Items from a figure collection

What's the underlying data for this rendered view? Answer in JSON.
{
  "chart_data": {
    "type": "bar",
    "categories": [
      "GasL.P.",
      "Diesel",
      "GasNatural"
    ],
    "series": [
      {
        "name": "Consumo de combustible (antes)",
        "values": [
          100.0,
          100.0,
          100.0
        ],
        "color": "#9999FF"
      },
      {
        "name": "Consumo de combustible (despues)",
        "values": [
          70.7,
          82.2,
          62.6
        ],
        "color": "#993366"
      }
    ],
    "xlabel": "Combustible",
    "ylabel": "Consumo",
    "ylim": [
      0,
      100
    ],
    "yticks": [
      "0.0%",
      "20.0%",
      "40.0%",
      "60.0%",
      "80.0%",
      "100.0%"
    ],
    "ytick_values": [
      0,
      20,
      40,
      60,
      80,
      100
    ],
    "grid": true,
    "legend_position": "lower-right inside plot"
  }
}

What the exercise asks: Provide only the number of lines in the records containing the string "name".

Result of the task: 2